TASK GOAL:
Go through the material and pull out every line with the string "text" in it.

[Data entries]
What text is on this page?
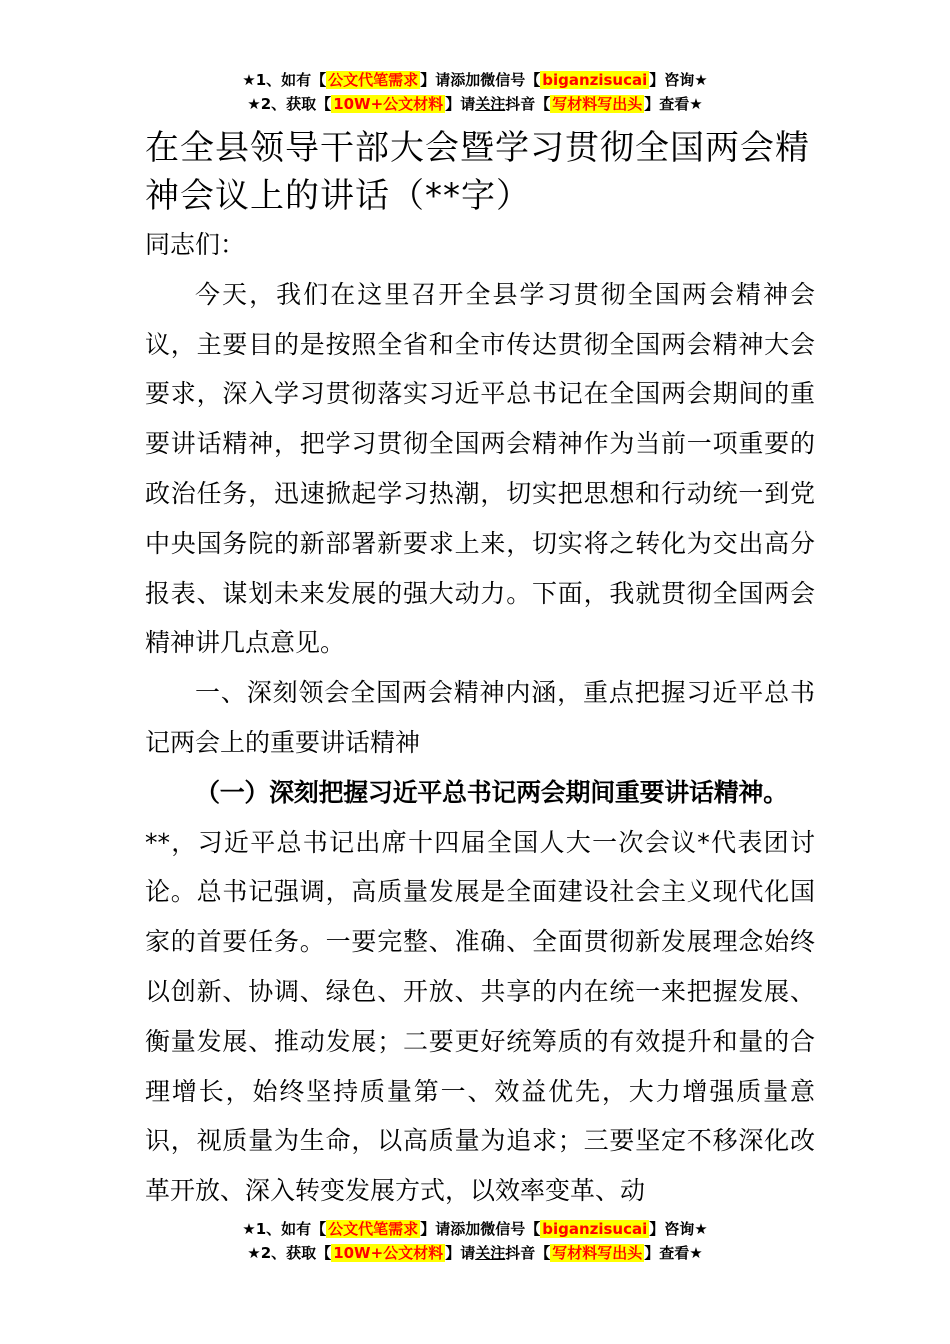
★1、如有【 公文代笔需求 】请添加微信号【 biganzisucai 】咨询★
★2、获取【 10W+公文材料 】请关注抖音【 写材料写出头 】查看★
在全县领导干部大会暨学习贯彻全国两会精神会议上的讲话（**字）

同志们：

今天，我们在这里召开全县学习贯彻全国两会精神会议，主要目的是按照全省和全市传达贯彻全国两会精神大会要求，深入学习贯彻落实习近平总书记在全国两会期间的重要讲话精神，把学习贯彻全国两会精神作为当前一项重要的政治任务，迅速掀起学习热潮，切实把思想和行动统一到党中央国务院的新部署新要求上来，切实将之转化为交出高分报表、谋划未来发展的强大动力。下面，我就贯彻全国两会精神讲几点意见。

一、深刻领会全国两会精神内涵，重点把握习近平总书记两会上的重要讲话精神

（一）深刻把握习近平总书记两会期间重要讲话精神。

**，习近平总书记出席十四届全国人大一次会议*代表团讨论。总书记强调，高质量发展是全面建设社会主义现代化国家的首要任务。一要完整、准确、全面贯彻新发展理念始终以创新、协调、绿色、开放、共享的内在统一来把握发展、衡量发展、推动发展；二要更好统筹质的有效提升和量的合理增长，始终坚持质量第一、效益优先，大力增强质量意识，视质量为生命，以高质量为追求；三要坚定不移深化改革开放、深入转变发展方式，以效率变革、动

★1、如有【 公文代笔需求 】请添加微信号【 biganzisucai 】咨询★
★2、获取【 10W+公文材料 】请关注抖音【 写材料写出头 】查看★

...

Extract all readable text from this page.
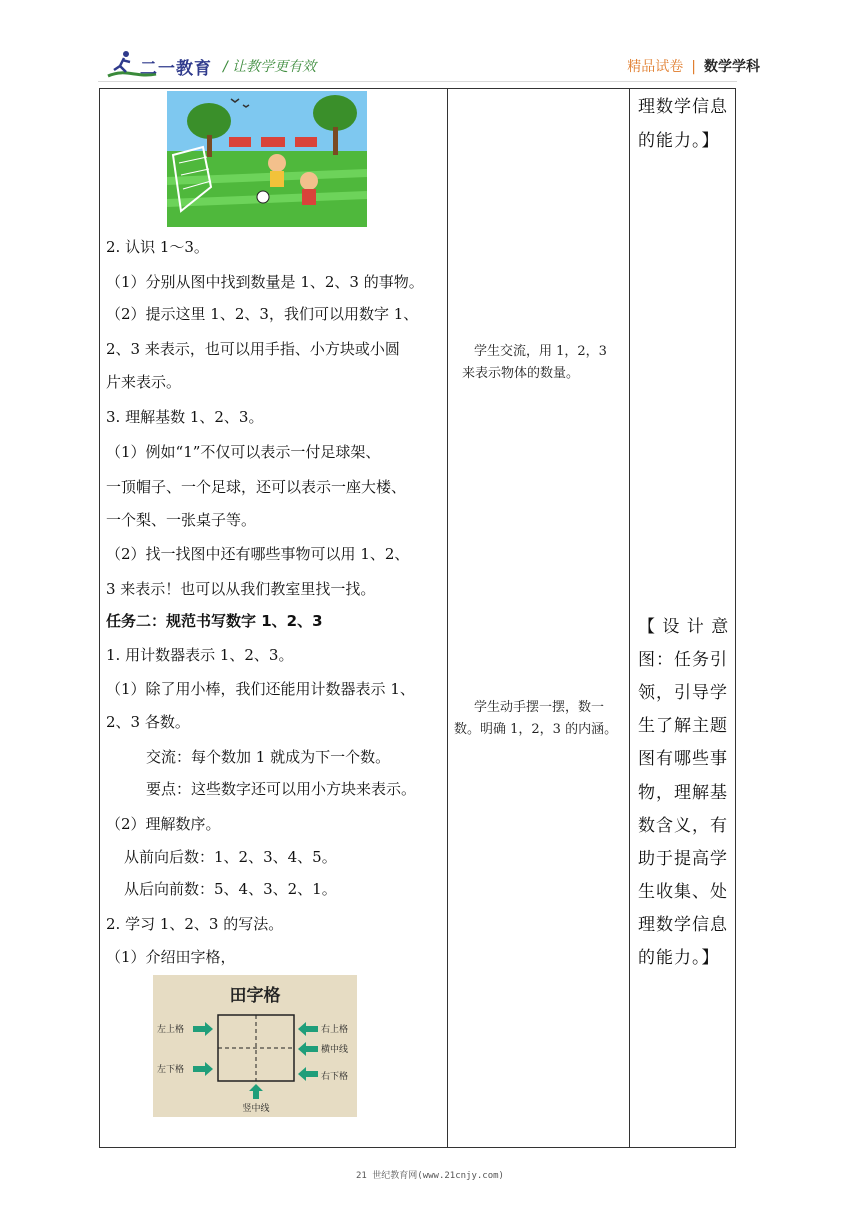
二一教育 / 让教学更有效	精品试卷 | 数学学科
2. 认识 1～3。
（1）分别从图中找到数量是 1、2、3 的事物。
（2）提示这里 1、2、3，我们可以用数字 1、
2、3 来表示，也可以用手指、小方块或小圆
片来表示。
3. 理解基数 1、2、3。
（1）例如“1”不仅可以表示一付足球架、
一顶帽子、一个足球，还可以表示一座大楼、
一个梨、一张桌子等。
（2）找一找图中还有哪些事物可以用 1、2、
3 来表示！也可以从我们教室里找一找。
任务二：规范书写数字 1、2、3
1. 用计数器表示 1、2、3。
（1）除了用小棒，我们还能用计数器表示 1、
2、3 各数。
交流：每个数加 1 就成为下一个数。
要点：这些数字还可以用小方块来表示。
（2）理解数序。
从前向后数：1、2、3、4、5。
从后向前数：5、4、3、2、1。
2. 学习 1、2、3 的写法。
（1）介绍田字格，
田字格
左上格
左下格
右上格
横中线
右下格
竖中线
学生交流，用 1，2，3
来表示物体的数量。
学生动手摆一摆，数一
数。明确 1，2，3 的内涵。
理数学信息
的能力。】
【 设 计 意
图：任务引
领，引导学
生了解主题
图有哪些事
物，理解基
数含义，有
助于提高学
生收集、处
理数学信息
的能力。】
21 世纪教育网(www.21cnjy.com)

THE SOLUTION:
What text is on this page?
Extract all readable text from this page.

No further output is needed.